+++ Entries +++

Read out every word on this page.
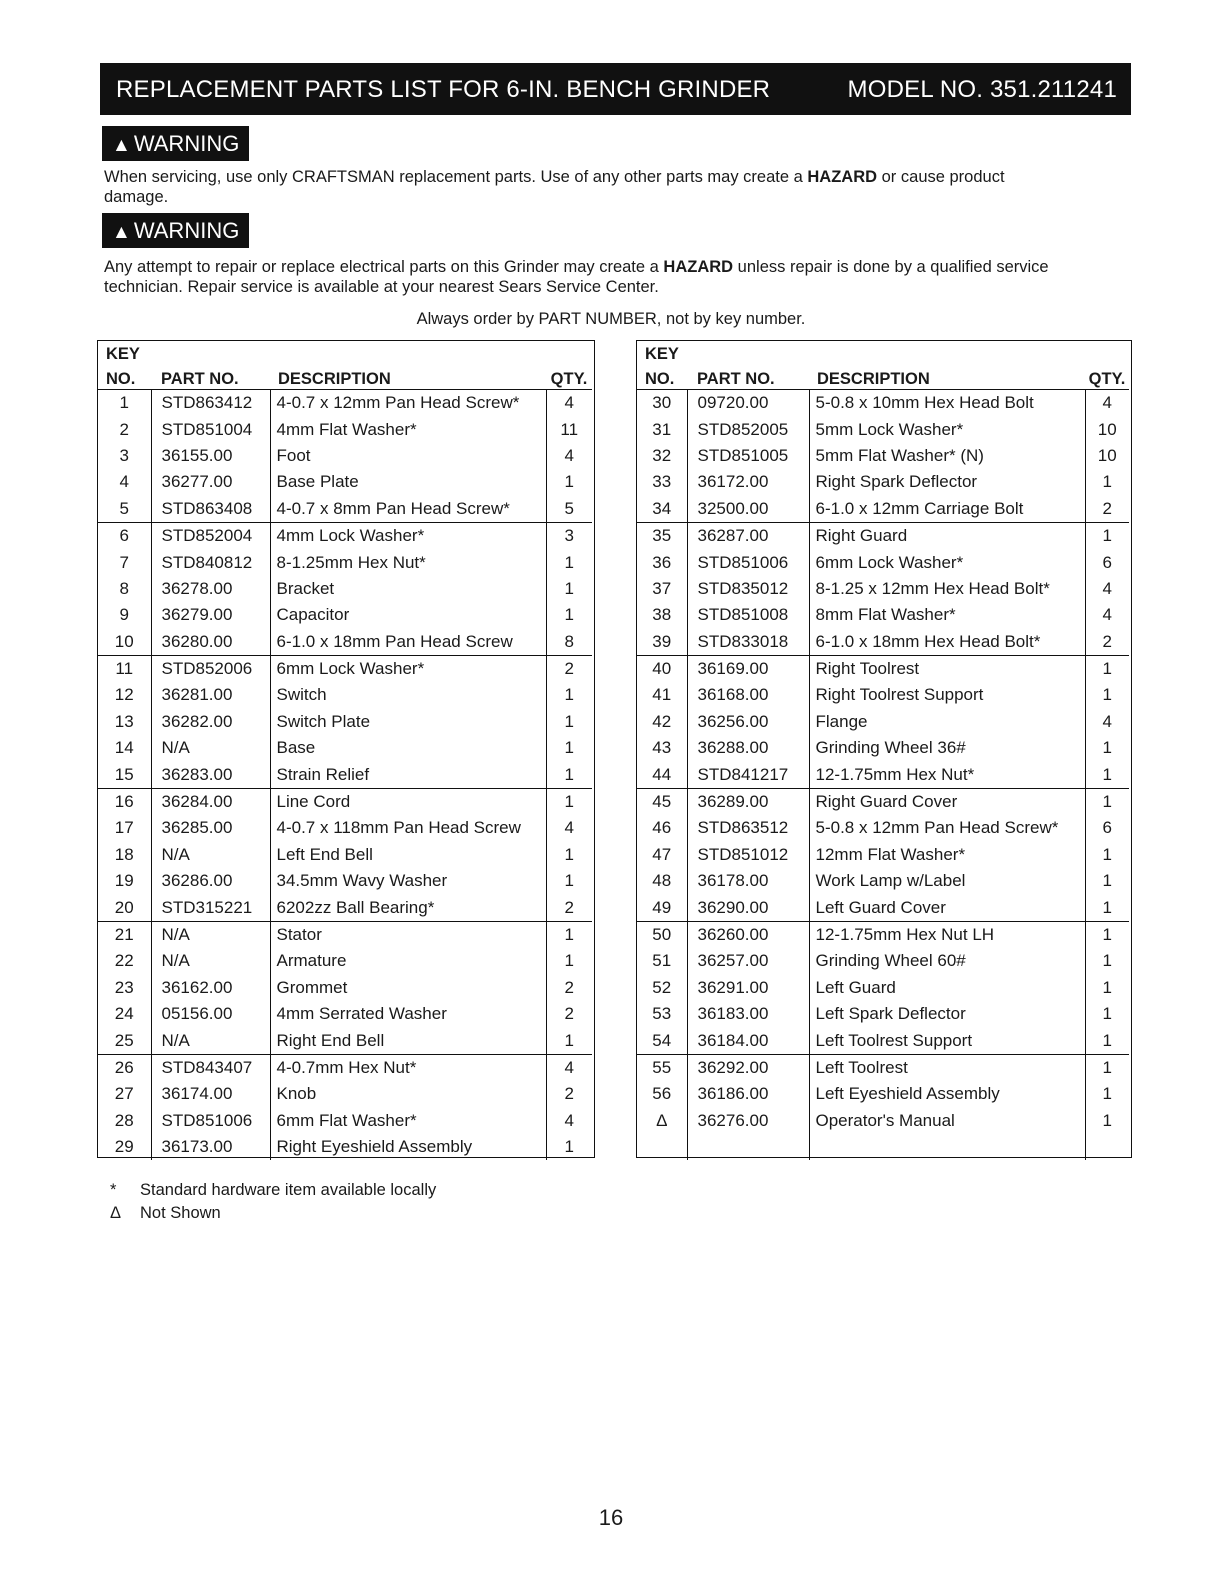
REPLACEMENT PARTS LIST FOR 6-IN. BENCH GRINDER	MODEL NO. 351.211241
▲ WARNING
When servicing, use only CRAFTSMAN replacement parts. Use of any other parts may create a HAZARD or cause product damage.
▲ WARNING
Any attempt to repair or replace electrical parts on this Grinder may create a HAZARD unless repair is done by a qualified service technician. Repair service is available at your nearest Sears Service Center.
Always order by PART NUMBER, not by key number.
KEY			
NO.	PART NO.	DESCRIPTION	QTY.
1	STD863412	4-0.7 x 12mm Pan Head Screw*	4
2	STD851004	4mm Flat Washer*	11
3	36155.00	Foot	4
4	36277.00	Base Plate	1
5	STD863408	4-0.7 x 8mm Pan Head Screw*	5
6	STD852004	4mm Lock Washer*	3
7	STD840812	8-1.25mm Hex Nut*	1
8	36278.00	Bracket	1
9	36279.00	Capacitor	1
10	36280.00	6-1.0 x 18mm Pan Head Screw	8
11	STD852006	6mm Lock Washer*	2
12	36281.00	Switch	1
13	36282.00	Switch Plate	1
14	N/A	Base	1
15	36283.00	Strain Relief	1
16	36284.00	Line Cord	1
17	36285.00	4-0.7 x 118mm Pan Head Screw	4
18	N/A	Left End Bell	1
19	36286.00	34.5mm Wavy Washer	1
20	STD315221	6202zz Ball Bearing*	2
21	N/A	Stator	1
22	N/A	Armature	1
23	36162.00	Grommet	2
24	05156.00	4mm Serrated Washer	2
25	N/A	Right End Bell	1
26	STD843407	4-0.7mm Hex Nut*	4
27	36174.00	Knob	2
28	STD851006	6mm Flat Washer*	4
29	36173.00	Right Eyeshield Assembly	1
KEY			
NO.	PART NO.	DESCRIPTION	QTY.
30	09720.00	5-0.8 x 10mm Hex Head Bolt	4
31	STD852005	5mm Lock Washer*	10
32	STD851005	5mm Flat Washer* (N)	10
33	36172.00	Right Spark Deflector	1
34	32500.00	6-1.0 x 12mm Carriage Bolt	2
35	36287.00	Right Guard	1
36	STD851006	6mm Lock Washer*	6
37	STD835012	8-1.25 x 12mm Hex Head Bolt*	4
38	STD851008	8mm Flat Washer*	4
39	STD833018	6-1.0 x 18mm Hex Head Bolt*	2
40	36169.00	Right Toolrest	1
41	36168.00	Right Toolrest Support	1
42	36256.00	Flange	4
43	36288.00	Grinding Wheel 36#	1
44	STD841217	12-1.75mm Hex Nut*	1
45	36289.00	Right Guard Cover	1
46	STD863512	5-0.8 x 12mm Pan Head Screw*	6
47	STD851012	12mm Flat Washer*	1
48	36178.00	Work Lamp w/Label	1
49	36290.00	Left Guard Cover	1
50	36260.00	12-1.75mm Hex Nut LH	1
51	36257.00	Grinding Wheel 60#	1
52	36291.00	Left Guard	1
53	36183.00	Left Spark Deflector	1
54	36184.00	Left Toolrest Support	1
55	36292.00	Left Toolrest	1
56	36186.00	Left Eyeshield Assembly	1
Δ	36276.00	Operator's Manual	1

* Standard hardware item available locally
Δ Not Shown
16
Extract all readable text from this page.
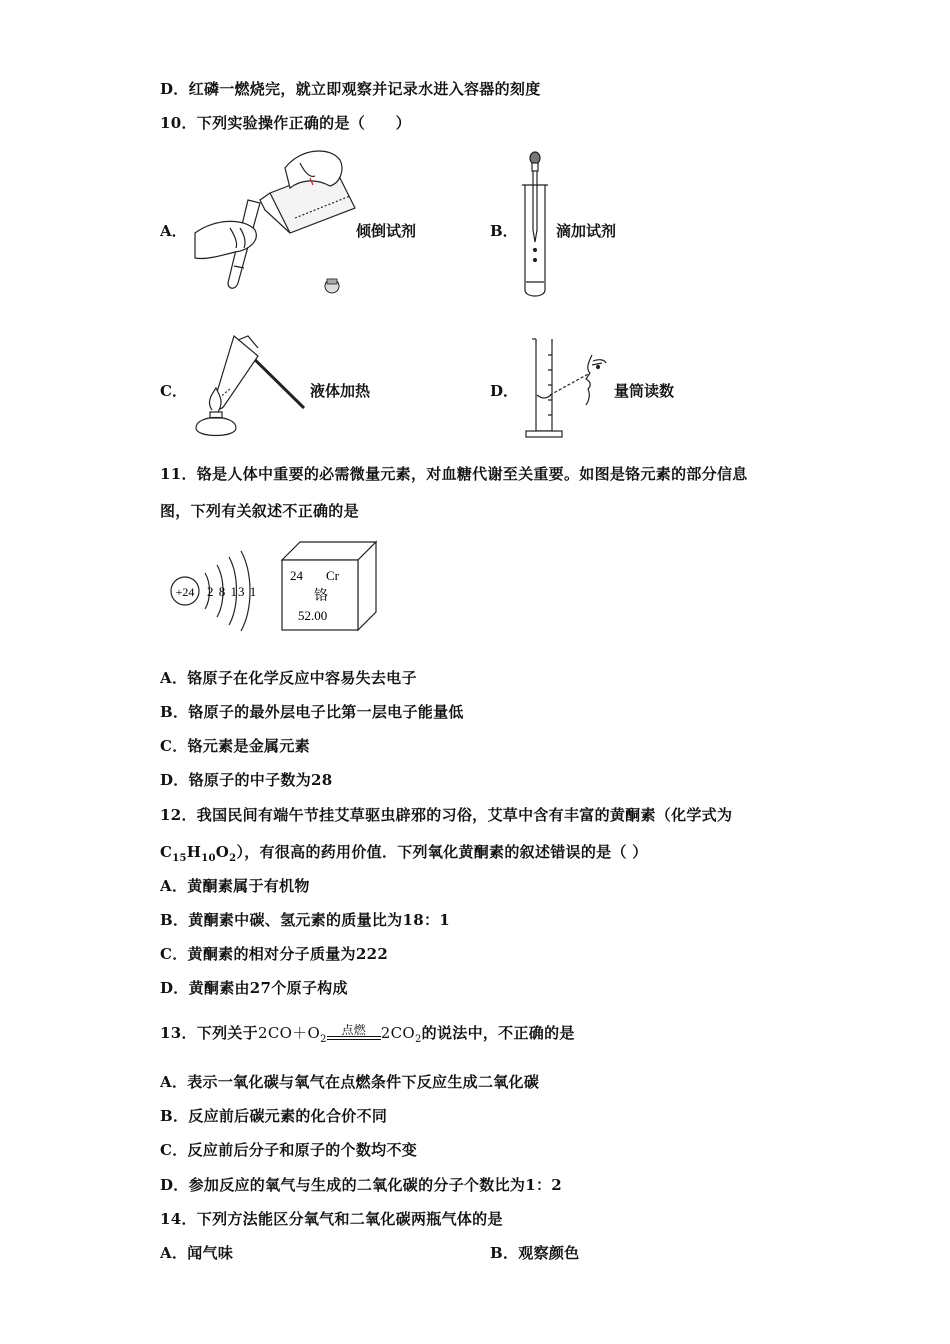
D．红磷一燃烧完，就立即观察并记录水进入容器的刻度
10．下列实验操作正确的是（　　）
A．	倾倒试剂	B．	滴加试剂
C．	液体加热	D．	量筒读数
11．铬是人体中重要的必需微量元素，对血糖代谢至关重要。如图是铬元素的部分信息
图，下列有关叙述不正确的是
+24 2 8 13 1
24 Cr
铬
52.00
A．铬原子在化学反应中容易失去电子
B．铬原子的最外层电子比第一层电子能量低
C．铬元素是金属元素
D．铬原子的中子数为28
12．我国民间有端午节挂艾草驱虫辟邪的习俗，艾草中含有丰富的黄酮素（化学式为
$C_{15}H_{10}O_2$），有很高的药用价值．下列氧化黄酮素的叙述错误的是（ ）
A．黄酮素属于有机物
B．黄酮素中碳、氢元素的质量比为18：1
C．黄酮素的相对分子质量为222
D．黄酮素由27个原子构成
13．下列关于$2CO+O_2$
点燃 $2CO_2$的说法中，不正确的是
A．表示一氧化碳与氧气在点燃条件下反应生成二氧化碳
B．反应前后碳元素的化合价不同
C．反应前后分子和原子的个数均不变
D．参加反应的氧气与生成的二氧化碳的分子个数比为1：2
14．下列方法能区分氧气和二氧化碳两瓶气体的是
A．闻气味	B．观察颜色
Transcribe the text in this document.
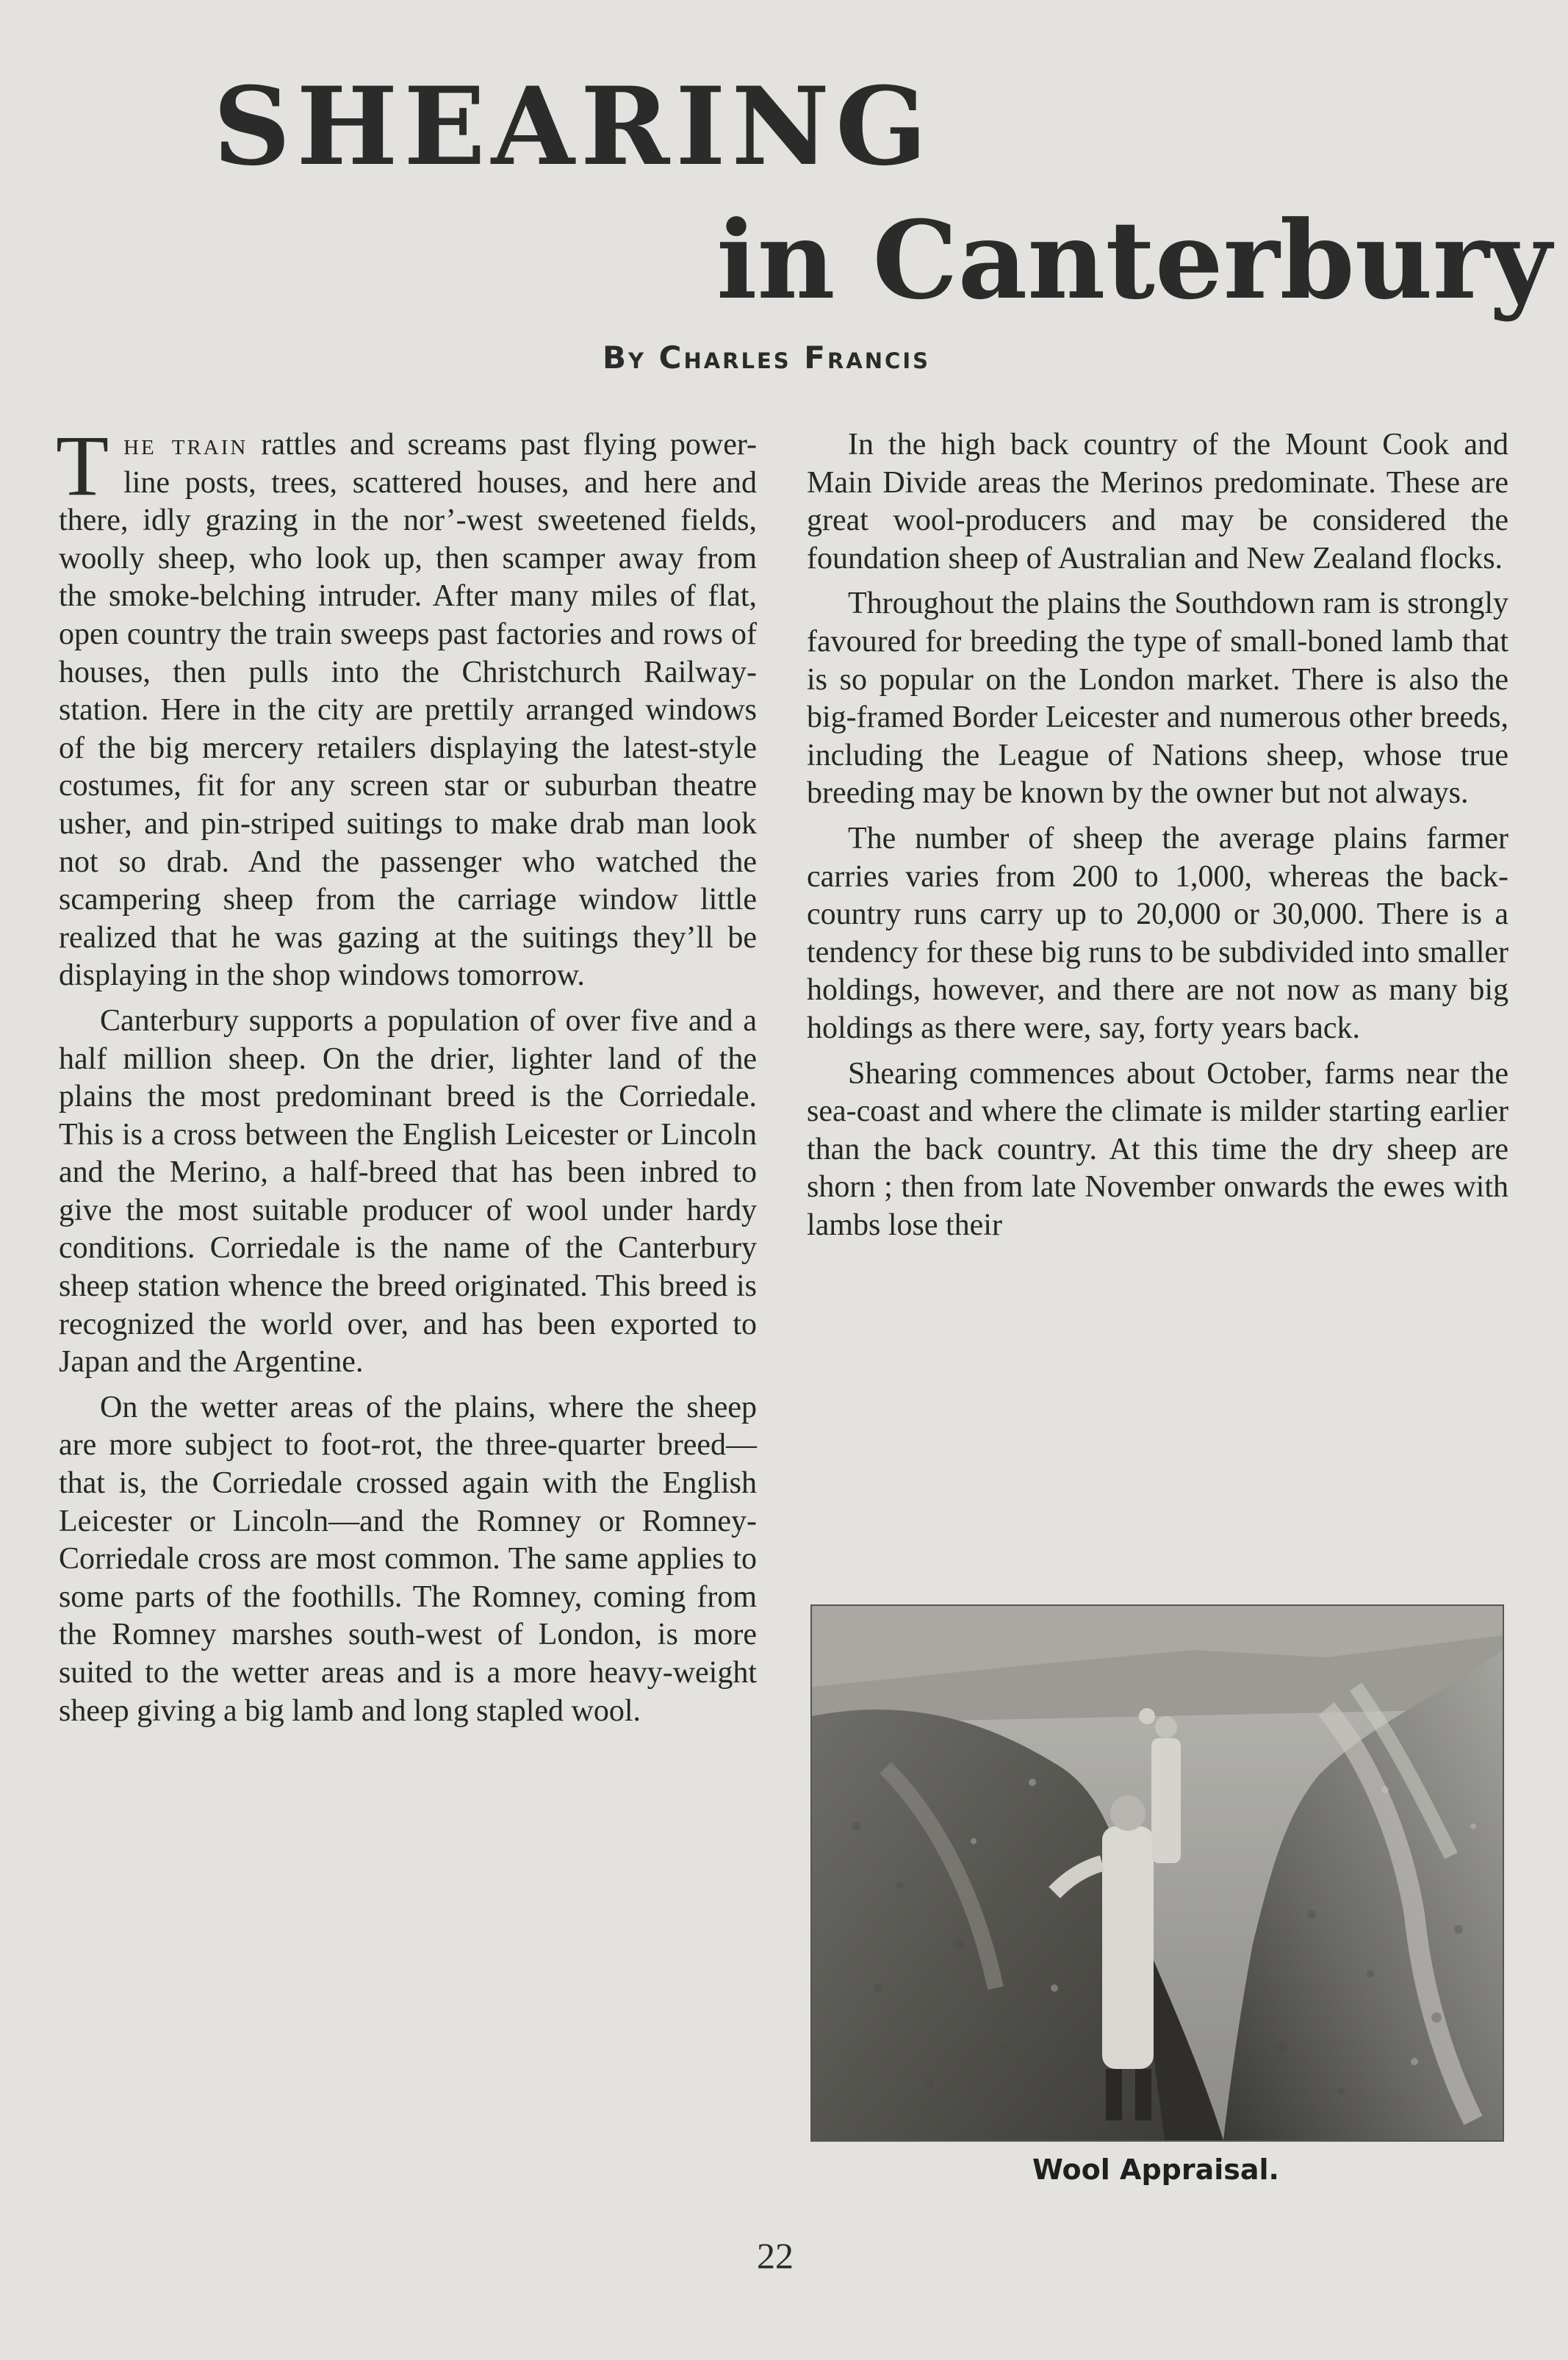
SHEARING
in Canterbury
By Charles Francis

The train rattles and screams past flying power-line posts, trees, scattered houses, and here and there, idly grazing in the nor’-west sweetened fields, woolly sheep, who look up, then scamper away from the smoke-belching intruder. After many miles of flat, open country the train sweeps past factories and rows of houses, then pulls into the Christchurch Railway-station. Here in the city are prettily arranged windows of the big mercery retailers displaying the latest-style costumes, fit for any screen star or suburban theatre usher, and pin-striped suitings to make drab man look not so drab. And the passenger who watched the scampering sheep from the carriage window little realized that he was gazing at the suitings they’ll be displaying in the shop windows tomorrow.

Canterbury supports a population of over five and a half million sheep. On the drier, lighter land of the plains the most predominant breed is the Corriedale. This is a cross between the English Leicester or Lincoln and the Merino, a half-breed that has been inbred to give the most suitable producer of wool under hardy conditions. Corriedale is the name of the Canterbury sheep station whence the breed originated. This breed is recognized the world over, and has been exported to Japan and the Argentine.

On the wetter areas of the plains, where the sheep are more subject to foot-rot, the three-quarter breed—that is, the Corriedale crossed again with the English Leicester or Lincoln—and the Romney or Romney-Corriedale cross are most common. The same applies to some parts of the foothills. The Romney, coming from the Romney marshes south-west of London, is more suited to the wetter areas and is a more heavy-weight sheep giving a big lamb and long stapled wool.

In the high back country of the Mount Cook and Main Divide areas the Merinos predominate. These are great wool-producers and may be considered the foundation sheep of Australian and New Zealand flocks.

Throughout the plains the Southdown ram is strongly favoured for breeding the type of small-boned lamb that is so popular on the London market. There is also the big-framed Border Leicester and numerous other breeds, including the League of Nations sheep, whose true breeding may be known by the owner but not always.

The number of sheep the average plains farmer carries varies from 200 to 1,000, whereas the back-country runs carry up to 20,000 or 30,000. There is a tendency for these big runs to be subdivided into smaller holdings, however, and there are not now as many big holdings as there were, say, forty years back.

Shearing commences about October, farms near the sea-coast and where the climate is milder starting earlier than the back country. At this time the dry sheep are shorn ; then from late November onwards the ewes with lambs lose their

Wool Appraisal.
22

+++

What you need to do> Take each line containing the string "other" and copy it out.

Finished task>
When servicing, use only CRAFTSMAN replacement parts. Use of any other parts may create a HAZARD or cause product damage.
Throughout the plains the Southdown ram is strongly favoured for breeding the type of small-boned lamb that is so popular on the London market. There is also the big-framed Border Leicester and numerous other breeds, including the League of Nations sheep, whose true breeding may be known by the owner but not always.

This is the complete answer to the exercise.